*Instructions to follow*
Identify every line in the records below that contains the word "Global", and reproduce each one.

===== Provided information

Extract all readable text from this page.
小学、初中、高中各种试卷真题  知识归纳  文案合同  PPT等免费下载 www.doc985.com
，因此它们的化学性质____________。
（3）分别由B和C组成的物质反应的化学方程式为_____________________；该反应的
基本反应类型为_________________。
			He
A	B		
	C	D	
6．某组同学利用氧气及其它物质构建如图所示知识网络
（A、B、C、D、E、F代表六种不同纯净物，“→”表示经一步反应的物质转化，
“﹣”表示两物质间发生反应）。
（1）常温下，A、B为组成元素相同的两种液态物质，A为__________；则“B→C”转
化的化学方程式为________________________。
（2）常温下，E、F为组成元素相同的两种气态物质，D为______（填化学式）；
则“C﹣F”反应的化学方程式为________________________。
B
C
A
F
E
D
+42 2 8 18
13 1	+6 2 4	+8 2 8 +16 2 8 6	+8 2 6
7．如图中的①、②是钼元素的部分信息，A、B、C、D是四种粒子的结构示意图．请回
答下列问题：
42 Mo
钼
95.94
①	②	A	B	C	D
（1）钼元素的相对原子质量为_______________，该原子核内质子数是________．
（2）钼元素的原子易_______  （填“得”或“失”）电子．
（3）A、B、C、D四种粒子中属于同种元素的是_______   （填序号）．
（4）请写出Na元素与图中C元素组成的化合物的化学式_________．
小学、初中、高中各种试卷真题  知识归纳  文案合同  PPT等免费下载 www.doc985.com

==========
===== Provided information

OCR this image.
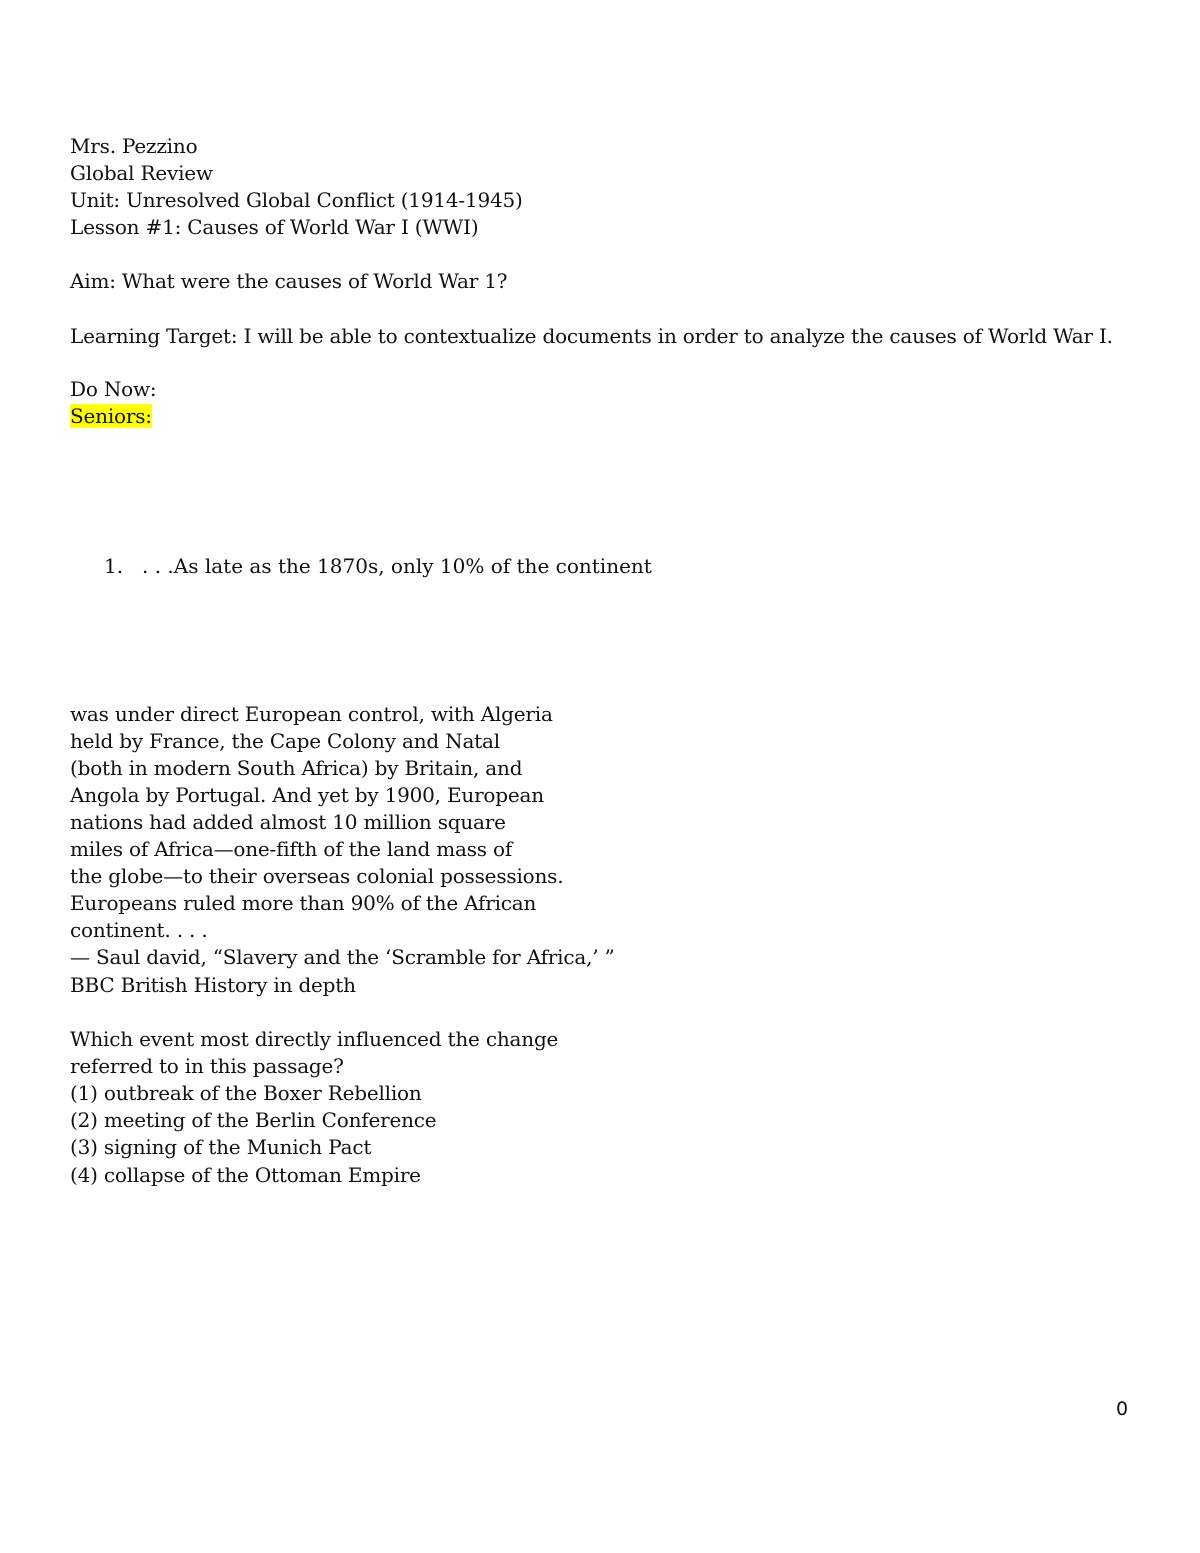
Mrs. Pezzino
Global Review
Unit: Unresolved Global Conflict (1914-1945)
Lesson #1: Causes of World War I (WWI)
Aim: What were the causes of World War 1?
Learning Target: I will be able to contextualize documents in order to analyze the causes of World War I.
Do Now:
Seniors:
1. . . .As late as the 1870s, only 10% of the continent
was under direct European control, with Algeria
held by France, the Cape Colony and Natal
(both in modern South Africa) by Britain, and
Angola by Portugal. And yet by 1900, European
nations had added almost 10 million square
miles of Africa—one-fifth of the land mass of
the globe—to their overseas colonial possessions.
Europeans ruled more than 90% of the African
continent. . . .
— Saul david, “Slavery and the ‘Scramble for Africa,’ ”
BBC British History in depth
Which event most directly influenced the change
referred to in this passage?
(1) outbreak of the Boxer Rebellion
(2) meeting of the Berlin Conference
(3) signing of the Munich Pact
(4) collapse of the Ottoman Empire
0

==========

*Result of the task*
Global Review
Unit: Unresolved Global Conflict (1914-1945)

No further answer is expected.